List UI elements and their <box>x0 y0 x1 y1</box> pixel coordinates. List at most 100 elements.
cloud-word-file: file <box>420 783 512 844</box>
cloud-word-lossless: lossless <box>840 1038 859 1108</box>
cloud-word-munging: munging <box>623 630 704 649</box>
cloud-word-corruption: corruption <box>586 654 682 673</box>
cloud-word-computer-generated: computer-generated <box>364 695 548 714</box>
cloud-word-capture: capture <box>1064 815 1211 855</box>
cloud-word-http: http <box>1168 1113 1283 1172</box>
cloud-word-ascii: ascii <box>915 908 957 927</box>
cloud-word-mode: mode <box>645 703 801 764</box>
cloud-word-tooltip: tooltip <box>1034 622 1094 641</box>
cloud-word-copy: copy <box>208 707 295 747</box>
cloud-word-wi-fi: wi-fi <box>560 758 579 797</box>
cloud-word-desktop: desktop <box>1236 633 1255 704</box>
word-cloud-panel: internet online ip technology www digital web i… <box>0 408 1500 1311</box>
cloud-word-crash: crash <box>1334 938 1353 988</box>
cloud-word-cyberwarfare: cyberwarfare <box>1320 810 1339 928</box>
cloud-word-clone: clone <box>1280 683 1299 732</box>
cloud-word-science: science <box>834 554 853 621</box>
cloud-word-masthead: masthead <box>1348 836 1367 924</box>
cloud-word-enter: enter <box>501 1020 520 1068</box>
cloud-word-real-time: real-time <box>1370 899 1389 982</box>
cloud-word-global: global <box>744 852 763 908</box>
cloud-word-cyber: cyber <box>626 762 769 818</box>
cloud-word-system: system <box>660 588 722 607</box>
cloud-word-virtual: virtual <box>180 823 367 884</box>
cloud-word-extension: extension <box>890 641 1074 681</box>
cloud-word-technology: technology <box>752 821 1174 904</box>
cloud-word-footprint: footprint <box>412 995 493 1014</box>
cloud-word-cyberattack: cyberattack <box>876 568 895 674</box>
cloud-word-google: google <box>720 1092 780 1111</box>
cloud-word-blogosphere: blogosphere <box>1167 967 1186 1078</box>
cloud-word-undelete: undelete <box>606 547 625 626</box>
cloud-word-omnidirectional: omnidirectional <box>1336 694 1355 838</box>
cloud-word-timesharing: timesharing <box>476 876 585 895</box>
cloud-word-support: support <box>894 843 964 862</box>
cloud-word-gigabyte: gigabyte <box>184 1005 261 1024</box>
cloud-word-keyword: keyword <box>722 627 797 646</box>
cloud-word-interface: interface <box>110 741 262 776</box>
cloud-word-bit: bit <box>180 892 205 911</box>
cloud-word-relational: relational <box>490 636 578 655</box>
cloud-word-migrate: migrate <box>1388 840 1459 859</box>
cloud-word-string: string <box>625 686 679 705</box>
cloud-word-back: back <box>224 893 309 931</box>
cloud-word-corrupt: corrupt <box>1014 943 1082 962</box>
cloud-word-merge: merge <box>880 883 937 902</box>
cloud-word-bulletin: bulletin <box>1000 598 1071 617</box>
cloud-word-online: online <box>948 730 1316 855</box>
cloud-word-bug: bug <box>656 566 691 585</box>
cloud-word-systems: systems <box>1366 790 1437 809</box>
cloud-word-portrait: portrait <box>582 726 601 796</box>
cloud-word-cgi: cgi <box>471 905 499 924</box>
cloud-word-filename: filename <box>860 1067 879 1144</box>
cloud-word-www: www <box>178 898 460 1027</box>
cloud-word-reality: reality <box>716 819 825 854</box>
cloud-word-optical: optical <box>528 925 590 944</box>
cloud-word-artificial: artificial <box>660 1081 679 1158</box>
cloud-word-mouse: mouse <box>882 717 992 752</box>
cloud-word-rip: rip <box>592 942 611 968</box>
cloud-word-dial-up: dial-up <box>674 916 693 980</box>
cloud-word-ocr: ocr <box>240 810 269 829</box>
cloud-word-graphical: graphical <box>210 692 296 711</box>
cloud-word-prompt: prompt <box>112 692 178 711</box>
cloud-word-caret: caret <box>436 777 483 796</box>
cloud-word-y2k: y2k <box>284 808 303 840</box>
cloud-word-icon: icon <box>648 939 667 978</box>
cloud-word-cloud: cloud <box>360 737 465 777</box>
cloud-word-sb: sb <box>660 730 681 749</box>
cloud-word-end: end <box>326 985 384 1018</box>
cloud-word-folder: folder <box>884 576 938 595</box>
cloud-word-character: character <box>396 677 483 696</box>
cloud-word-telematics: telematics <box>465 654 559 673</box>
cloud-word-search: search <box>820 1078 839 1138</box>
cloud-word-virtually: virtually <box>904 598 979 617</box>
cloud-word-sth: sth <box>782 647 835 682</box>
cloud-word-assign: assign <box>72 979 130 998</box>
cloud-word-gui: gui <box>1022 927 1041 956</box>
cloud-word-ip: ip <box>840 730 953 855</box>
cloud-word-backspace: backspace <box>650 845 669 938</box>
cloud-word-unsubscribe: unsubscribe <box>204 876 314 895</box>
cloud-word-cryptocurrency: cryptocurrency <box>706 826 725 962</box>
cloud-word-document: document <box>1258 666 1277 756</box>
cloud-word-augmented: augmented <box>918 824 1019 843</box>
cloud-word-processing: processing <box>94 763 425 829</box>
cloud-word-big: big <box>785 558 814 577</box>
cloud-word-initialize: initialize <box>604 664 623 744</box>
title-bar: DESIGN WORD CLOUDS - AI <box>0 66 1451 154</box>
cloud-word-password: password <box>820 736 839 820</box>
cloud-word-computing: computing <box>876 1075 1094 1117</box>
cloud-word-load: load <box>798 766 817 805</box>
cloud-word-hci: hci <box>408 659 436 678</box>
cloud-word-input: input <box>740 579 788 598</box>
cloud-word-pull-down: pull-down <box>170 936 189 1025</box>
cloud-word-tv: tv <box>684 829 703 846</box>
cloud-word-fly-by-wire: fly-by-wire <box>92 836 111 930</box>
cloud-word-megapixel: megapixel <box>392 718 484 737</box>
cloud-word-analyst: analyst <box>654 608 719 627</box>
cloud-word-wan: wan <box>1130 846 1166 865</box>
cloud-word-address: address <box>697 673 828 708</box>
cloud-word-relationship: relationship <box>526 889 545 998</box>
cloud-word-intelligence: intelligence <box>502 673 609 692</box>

### Your instructions
Rewrite every line of the rows above as a Markdown table with two columns, Number and Line. Number the lines in order and leave out blank ones.

### The reply
| Number | Line |
|---|---|
| 1 | List UI elements and their <box>x0 y0 x1 y1</box> pixel coordinates. List at most 100 elements. |
| 2 | cloud-word-file: file <box>420 783 512 844</box> |
| 3 | cloud-word-lossless: lossless <box>840 1038 859 1108</box> |
| 4 | cloud-word-munging: munging <box>623 630 704 649</box> |
| 5 | cloud-word-corruption: corruption <box>586 654 682 673</box> |
| 6 | cloud-word-computer-generated: computer-generated <box>364 695 548 714</box> |
| 7 | cloud-word-capture: capture <box>1064 815 1211 855</box> |
| 8 | cloud-word-http: http <box>1168 1113 1283 1172</box> |
| 9 | cloud-word-ascii: ascii <box>915 908 957 927</box> |
| 10 | cloud-word-mode: mode <box>645 703 801 764</box> |
| 11 | cloud-word-tooltip: tooltip <box>1034 622 1094 641</box> |
| 12 | cloud-word-copy: copy <box>208 707 295 747</box> |
| 13 | cloud-word-wi-fi: wi-fi <box>560 758 579 797</box> |
| 14 | cloud-word-desktop: desktop <box>1236 633 1255 704</box> |
| 15 | word-cloud-panel: internet online ip technology www digital web i… <box>0 408 1500 1311</box> |
| 16 | cloud-word-crash: crash <box>1334 938 1353 988</box> |
| 17 | cloud-word-cyberwarfare: cyberwarfare <box>1320 810 1339 928</box> |
| 18 | cloud-word-clone: clone <box>1280 683 1299 732</box> |
| 19 | cloud-word-science: science <box>834 554 853 621</box> |
| 20 | cloud-word-masthead: masthead <box>1348 836 1367 924</box> |
| 21 | cloud-word-enter: enter <box>501 1020 520 1068</box> |
| 22 | cloud-word-real-time: real-time <box>1370 899 1389 982</box> |
| 23 | cloud-word-global: global <box>744 852 763 908</box> |
| 24 | cloud-word-cyber: cyber <box>626 762 769 818</box> |
| 25 | cloud-word-system: system <box>660 588 722 607</box> |
| 26 | cloud-word-virtual: virtual <box>180 823 367 884</box> |
| 27 | cloud-word-extension: extension <box>890 641 1074 681</box> |
| 28 | cloud-word-technology: technology <box>752 821 1174 904</box> |
| 29 | cloud-word-footprint: footprint <box>412 995 493 1014</box> |
| 30 | cloud-word-cyberattack: cyberattack <box>876 568 895 674</box> |
| 31 | cloud-word-google: google <box>720 1092 780 1111</box> |
| 32 | cloud-word-blogosphere: blogosphere <box>1167 967 1186 1078</box> |
| 33 | cloud-word-undelete: undelete <box>606 547 625 626</box> |
| 34 | cloud-word-omnidirectional: omnidirectional <box>1336 694 1355 838</box> |
| 35 | cloud-word-timesharing: timesharing <box>476 876 585 895</box> |
| 36 | cloud-word-support: support <box>894 843 964 862</box> |
| 37 | cloud-word-gigabyte: gigabyte <box>184 1005 261 1024</box> |
| 38 | cloud-word-keyword: keyword <box>722 627 797 646</box> |
| 39 | cloud-word-interface: interface <box>110 741 262 776</box> |
| 40 | cloud-word-bit: bit <box>180 892 205 911</box> |
| 41 | cloud-word-relational: relational <box>490 636 578 655</box> |
| 42 | cloud-word-migrate: migrate <box>1388 840 1459 859</box> |
| 43 | cloud-word-string: string <box>625 686 679 705</box> |
| 44 | cloud-word-back: back <box>224 893 309 931</box> |
| 45 | cloud-word-corrupt: corrupt <box>1014 943 1082 962</box> |
| 46 | cloud-word-merge: merge <box>880 883 937 902</box> |
| 47 | cloud-word-bulletin: bulletin <box>1000 598 1071 617</box> |
| 48 | cloud-word-online: online <box>948 730 1316 855</box> |
| 49 | cloud-word-bug: bug <box>656 566 691 585</box> |
| 50 | cloud-word-systems: systems <box>1366 790 1437 809</box> |
| 51 | cloud-word-portrait: portrait <box>582 726 601 796</box> |
| 52 | cloud-word-cgi: cgi <box>471 905 499 924</box> |
| 53 | cloud-word-filename: filename <box>860 1067 879 1144</box> |
| 54 | cloud-word-www: www <box>178 898 460 1027</box> |
| 55 | cloud-word-reality: reality <box>716 819 825 854</box> |
| 56 | cloud-word-optical: optical <box>528 925 590 944</box> |
| 57 | cloud-word-artificial: artificial <box>660 1081 679 1158</box> |
| 58 | cloud-word-mouse: mouse <box>882 717 992 752</box> |
| 59 | cloud-word-rip: rip <box>592 942 611 968</box> |
| 60 | cloud-word-dial-up: dial-up <box>674 916 693 980</box> |
| 61 | cloud-word-ocr: ocr <box>240 810 269 829</box> |
| 62 | cloud-word-graphical: graphical <box>210 692 296 711</box> |
| 63 | cloud-word-prompt: prompt <box>112 692 178 711</box> |
| 64 | cloud-word-caret: caret <box>436 777 483 796</box> |
| 65 | cloud-word-y2k: y2k <box>284 808 303 840</box> |
| 66 | cloud-word-icon: icon <box>648 939 667 978</box> |
| 67 | cloud-word-cloud: cloud <box>360 737 465 777</box> |
| 68 | cloud-word-sb: sb <box>660 730 681 749</box> |
| 69 | cloud-word-end: end <box>326 985 384 1018</box> |
| 70 | cloud-word-folder: folder <box>884 576 938 595</box> |
| 71 | cloud-word-character: character <box>396 677 483 696</box> |
| 72 | cloud-word-telematics: telematics <box>465 654 559 673</box> |
| 73 | cloud-word-search: search <box>820 1078 839 1138</box> |
| 74 | cloud-word-virtually: virtually <box>904 598 979 617</box> |
| 75 | cloud-word-sth: sth <box>782 647 835 682</box> |
| 76 | cloud-word-assign: assign <box>72 979 130 998</box> |
| 77 | cloud-word-gui: gui <box>1022 927 1041 956</box> |
| 78 | cloud-word-ip: ip <box>840 730 953 855</box> |
| 79 | cloud-word-backspace: backspace <box>650 845 669 938</box> |
| 80 | cloud-word-unsubscribe: unsubscribe <box>204 876 314 895</box> |
| 81 | cloud-word-cryptocurrency: cryptocurrency <box>706 826 725 962</box> |
| 82 | cloud-word-document: document <box>1258 666 1277 756</box> |
| 83 | cloud-word-augmented: augmented <box>918 824 1019 843</box> |
| 84 | cloud-word-processing: processing <box>94 763 425 829</box> |
| 85 | cloud-word-big: big <box>785 558 814 577</box> |
| 86 | cloud-word-initialize: initialize <box>604 664 623 744</box> |
| 87 | title-bar: DESIGN WORD CLOUDS - AI <box>0 66 1451 154</box> |
| 88 | cloud-word-password: password <box>820 736 839 820</box> |
| 89 | cloud-word-computing: computing <box>876 1075 1094 1117</box> |
| 90 | cloud-word-load: load <box>798 766 817 805</box> |
| 91 | cloud-word-hci: hci <box>408 659 436 678</box> |
| 92 | cloud-word-input: input <box>740 579 788 598</box> |
| 93 | cloud-word-pull-down: pull-down <box>170 936 189 1025</box> |
| 94 | cloud-word-tv: tv <box>684 829 703 846</box> |
| 95 | cloud-word-fly-by-wire: fly-by-wire <box>92 836 111 930</box> |
| 96 | cloud-word-megapixel: megapixel <box>392 718 484 737</box> |
| 97 | cloud-word-analyst: analyst <box>654 608 719 627</box> |
| 98 | cloud-word-wan: wan <box>1130 846 1166 865</box> |
| 99 | cloud-word-address: address <box>697 673 828 708</box> |
| 100 | cloud-word-relationship: relationship <box>526 889 545 998</box> |
| 101 | cloud-word-intelligence: intelligence <box>502 673 609 692</box> |